- [Entries supplied]:
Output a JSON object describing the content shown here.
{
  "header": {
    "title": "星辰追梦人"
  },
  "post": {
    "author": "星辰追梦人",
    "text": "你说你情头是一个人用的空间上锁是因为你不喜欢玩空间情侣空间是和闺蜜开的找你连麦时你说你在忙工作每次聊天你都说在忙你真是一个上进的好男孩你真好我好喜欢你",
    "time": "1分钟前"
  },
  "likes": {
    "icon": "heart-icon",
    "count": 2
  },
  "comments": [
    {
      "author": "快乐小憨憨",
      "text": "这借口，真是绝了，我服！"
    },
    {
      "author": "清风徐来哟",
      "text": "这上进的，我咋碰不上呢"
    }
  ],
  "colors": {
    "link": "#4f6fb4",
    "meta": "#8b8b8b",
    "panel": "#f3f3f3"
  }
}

- [The exercise]: Set down every record above exactly as given.

- [Answer for this exercise]:
Output a JSON object describing the content shown here.
{
  "header": {
    "title": "星辰追梦人"
  },
  "post": {
    "author": "星辰追梦人",
    "text": "你说你情头是一个人用的空间上锁是因为你不喜欢玩空间情侣空间是和闺蜜开的找你连麦时你说你在忙工作每次聊天你都说在忙你真是一个上进的好男孩你真好我好喜欢你",
    "time": "1分钟前"
  },
  "likes": {
    "icon": "heart-icon",
    "count": 2
  },
  "comments": [
    {
      "author": "快乐小憨憨",
      "text": "这借口，真是绝了，我服！"
    },
    {
      "author": "清风徐来哟",
      "text": "这上进的，我咋碰不上呢"
    }
  ],
  "colors": {
    "link": "#4f6fb4",
    "meta": "#8b8b8b",
    "panel": "#f3f3f3"
  }
}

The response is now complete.